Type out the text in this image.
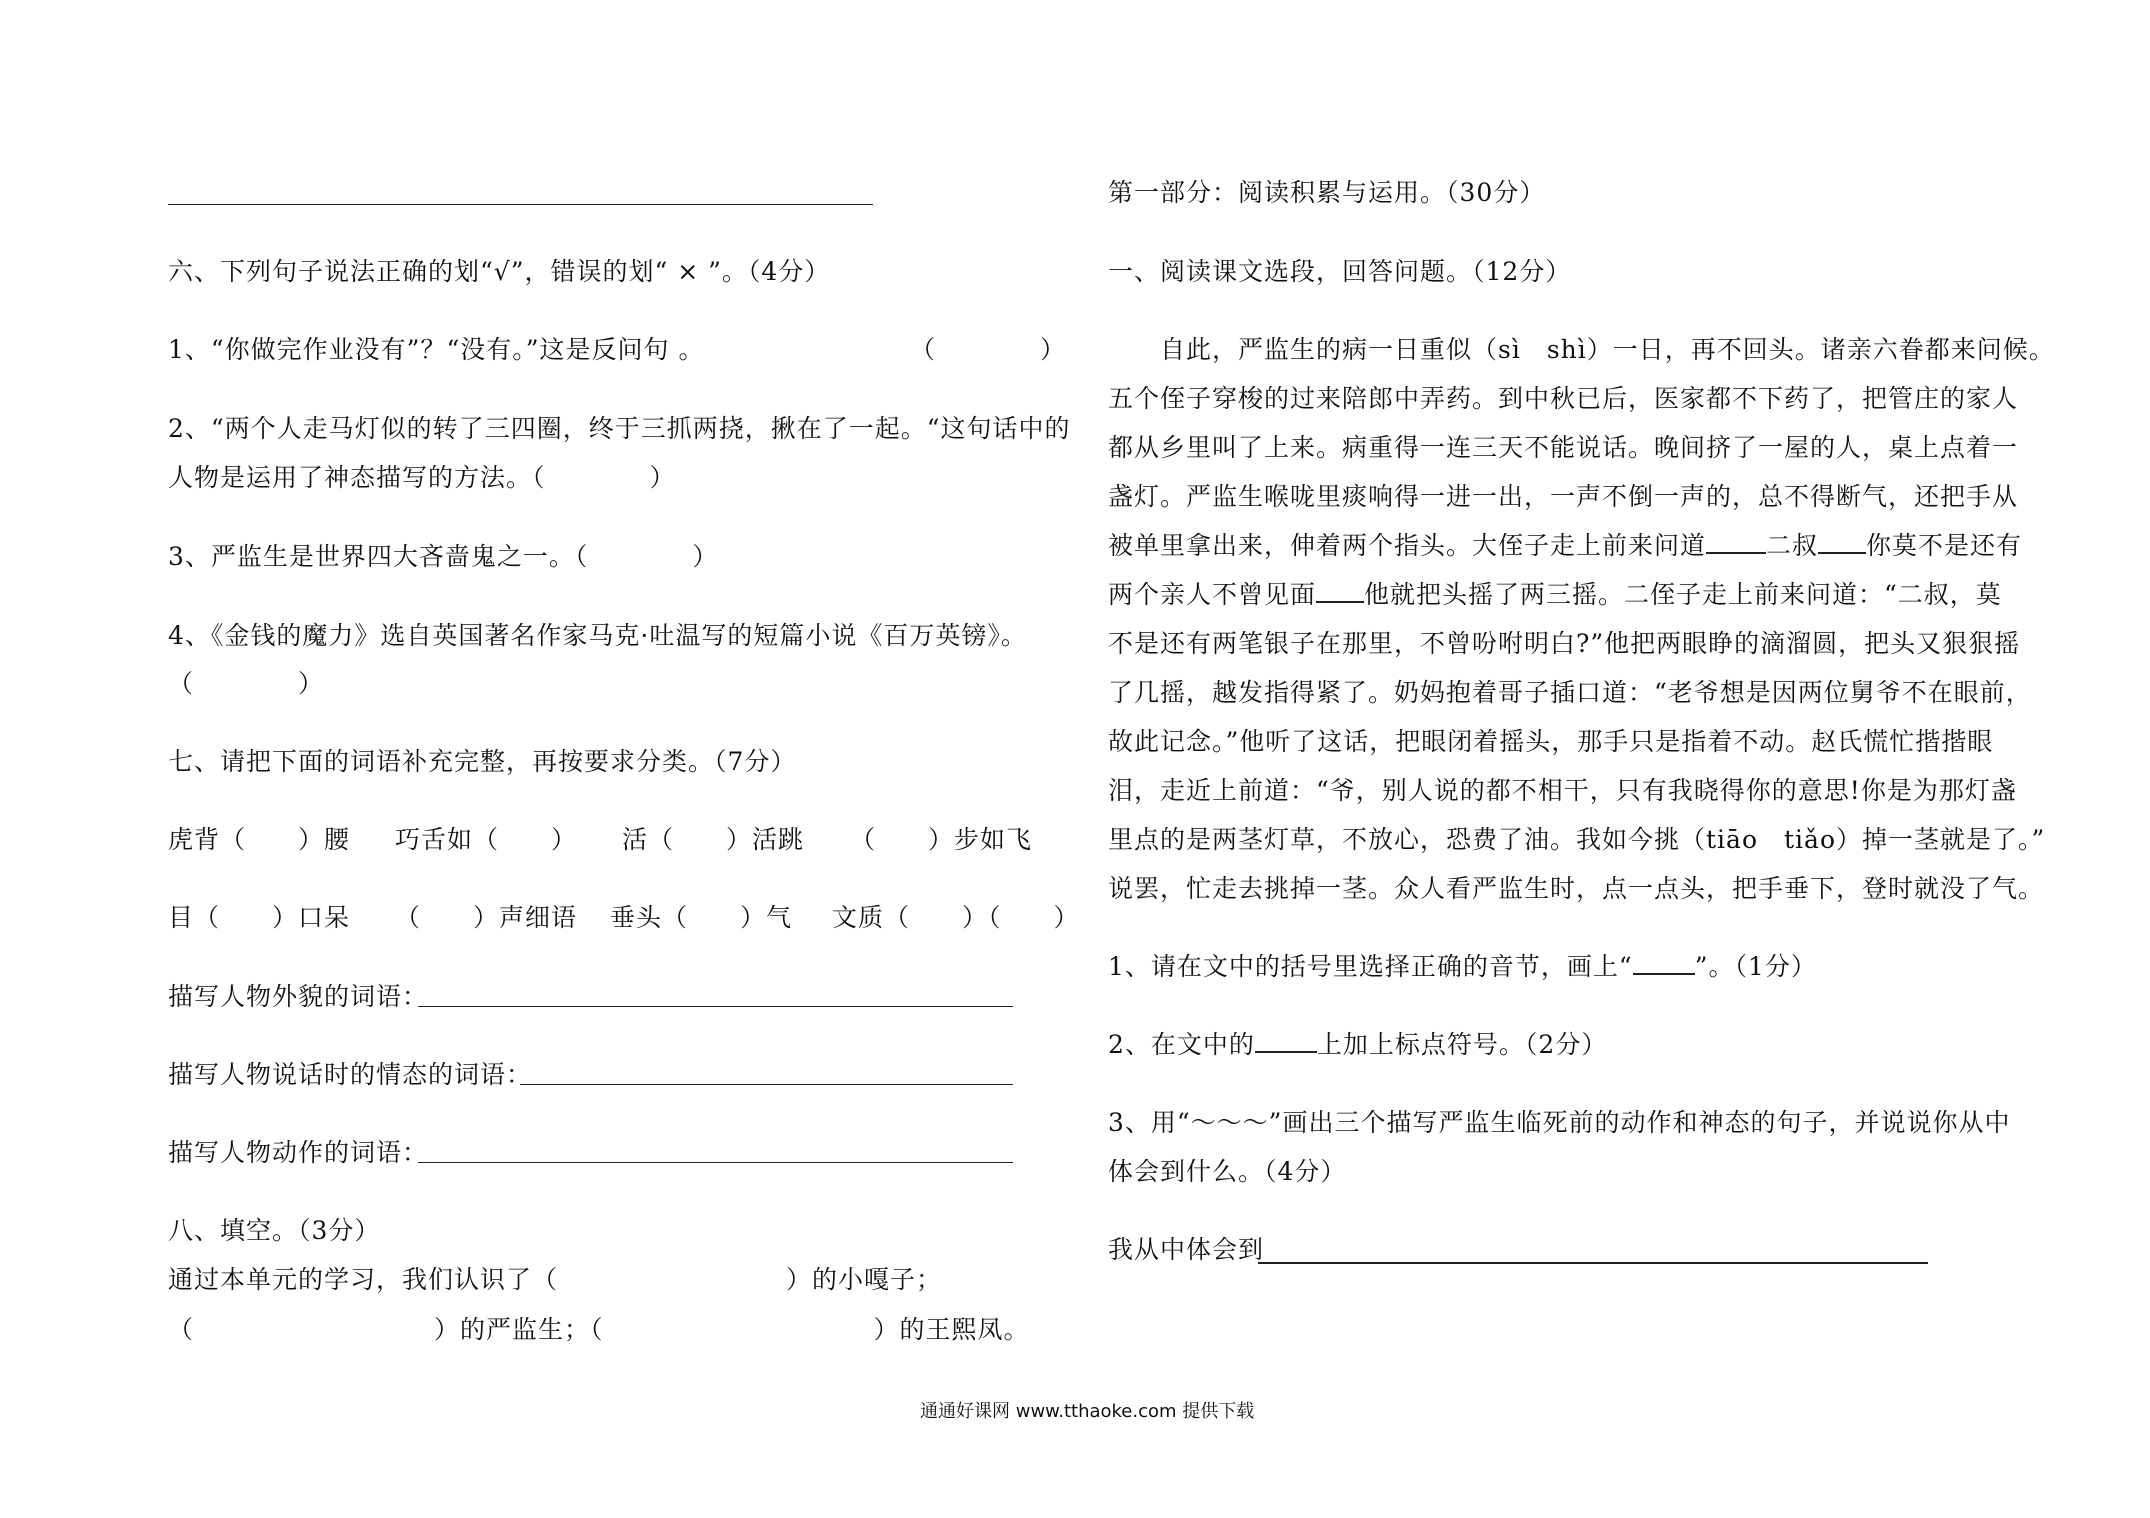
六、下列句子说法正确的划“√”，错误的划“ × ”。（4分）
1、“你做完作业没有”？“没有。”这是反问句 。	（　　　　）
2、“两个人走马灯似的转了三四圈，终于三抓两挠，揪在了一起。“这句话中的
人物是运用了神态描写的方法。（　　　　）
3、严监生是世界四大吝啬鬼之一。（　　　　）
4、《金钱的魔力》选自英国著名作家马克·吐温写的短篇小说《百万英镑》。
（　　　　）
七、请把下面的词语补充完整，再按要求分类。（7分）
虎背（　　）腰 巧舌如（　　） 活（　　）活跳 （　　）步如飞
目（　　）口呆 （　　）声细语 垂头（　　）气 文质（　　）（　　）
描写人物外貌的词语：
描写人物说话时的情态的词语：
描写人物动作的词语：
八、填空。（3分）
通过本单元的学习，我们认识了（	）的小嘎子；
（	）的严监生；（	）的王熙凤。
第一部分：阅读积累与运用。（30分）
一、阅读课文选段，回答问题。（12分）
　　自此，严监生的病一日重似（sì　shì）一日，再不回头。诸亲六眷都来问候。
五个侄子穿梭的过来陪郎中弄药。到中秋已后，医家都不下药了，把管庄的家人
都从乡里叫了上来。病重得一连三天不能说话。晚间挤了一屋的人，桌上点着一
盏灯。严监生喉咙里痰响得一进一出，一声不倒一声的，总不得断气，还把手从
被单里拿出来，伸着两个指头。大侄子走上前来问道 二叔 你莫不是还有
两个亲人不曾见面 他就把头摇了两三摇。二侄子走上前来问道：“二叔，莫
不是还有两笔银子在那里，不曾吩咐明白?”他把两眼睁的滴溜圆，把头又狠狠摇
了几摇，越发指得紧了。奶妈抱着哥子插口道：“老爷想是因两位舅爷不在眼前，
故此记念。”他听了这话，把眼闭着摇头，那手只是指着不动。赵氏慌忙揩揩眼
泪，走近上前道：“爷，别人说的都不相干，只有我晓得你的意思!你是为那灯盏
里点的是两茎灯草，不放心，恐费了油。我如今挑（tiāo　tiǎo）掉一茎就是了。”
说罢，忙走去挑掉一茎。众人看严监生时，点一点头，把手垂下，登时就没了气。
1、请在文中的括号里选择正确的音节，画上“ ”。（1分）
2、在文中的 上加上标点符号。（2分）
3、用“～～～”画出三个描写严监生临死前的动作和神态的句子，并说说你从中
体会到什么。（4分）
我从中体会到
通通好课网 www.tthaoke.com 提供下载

### Work to complete
The records shown above are to be repeated exactly, with the pictures left out.

### The result
Type out the text in this image.
六、下列句子说法正确的划“√”，错误的划“ × ”。（4分）
1、“你做完作业没有”？“没有。”这是反问句 。	（　　　　）
2、“两个人走马灯似的转了三四圈，终于三抓两挠，揪在了一起。“这句话中的
人物是运用了神态描写的方法。（　　　　）
3、严监生是世界四大吝啬鬼之一。（　　　　）
4、《金钱的魔力》选自英国著名作家马克·吐温写的短篇小说《百万英镑》。
（　　　　）
七、请把下面的词语补充完整，再按要求分类。（7分）
虎背（　　）腰 巧舌如（　　） 活（　　）活跳 （　　）步如飞
目（　　）口呆 （　　）声细语 垂头（　　）气 文质（　　）（　　）
描写人物外貌的词语：
描写人物说话时的情态的词语：
描写人物动作的词语：
八、填空。（3分）
通过本单元的学习，我们认识了（	）的小嘎子；
（	）的严监生；（	）的王熙凤。
第一部分：阅读积累与运用。（30分）
一、阅读课文选段，回答问题。（12分）
　　自此，严监生的病一日重似（sì　shì）一日，再不回头。诸亲六眷都来问候。
五个侄子穿梭的过来陪郎中弄药。到中秋已后，医家都不下药了，把管庄的家人
都从乡里叫了上来。病重得一连三天不能说话。晚间挤了一屋的人，桌上点着一
盏灯。严监生喉咙里痰响得一进一出，一声不倒一声的，总不得断气，还把手从
被单里拿出来，伸着两个指头。大侄子走上前来问道 二叔 你莫不是还有
两个亲人不曾见面 他就把头摇了两三摇。二侄子走上前来问道：“二叔，莫
不是还有两笔银子在那里，不曾吩咐明白?”他把两眼睁的滴溜圆，把头又狠狠摇
了几摇，越发指得紧了。奶妈抱着哥子插口道：“老爷想是因两位舅爷不在眼前，
故此记念。”他听了这话，把眼闭着摇头，那手只是指着不动。赵氏慌忙揩揩眼
泪，走近上前道：“爷，别人说的都不相干，只有我晓得你的意思!你是为那灯盏
里点的是两茎灯草，不放心，恐费了油。我如今挑（tiāo　tiǎo）掉一茎就是了。”
说罢，忙走去挑掉一茎。众人看严监生时，点一点头，把手垂下，登时就没了气。
1、请在文中的括号里选择正确的音节，画上“ ”。（1分）
2、在文中的 上加上标点符号。（2分）
3、用“～～～”画出三个描写严监生临死前的动作和神态的句子，并说说你从中
体会到什么。（4分）
我从中体会到
通通好课网 www.tthaoke.com 提供下载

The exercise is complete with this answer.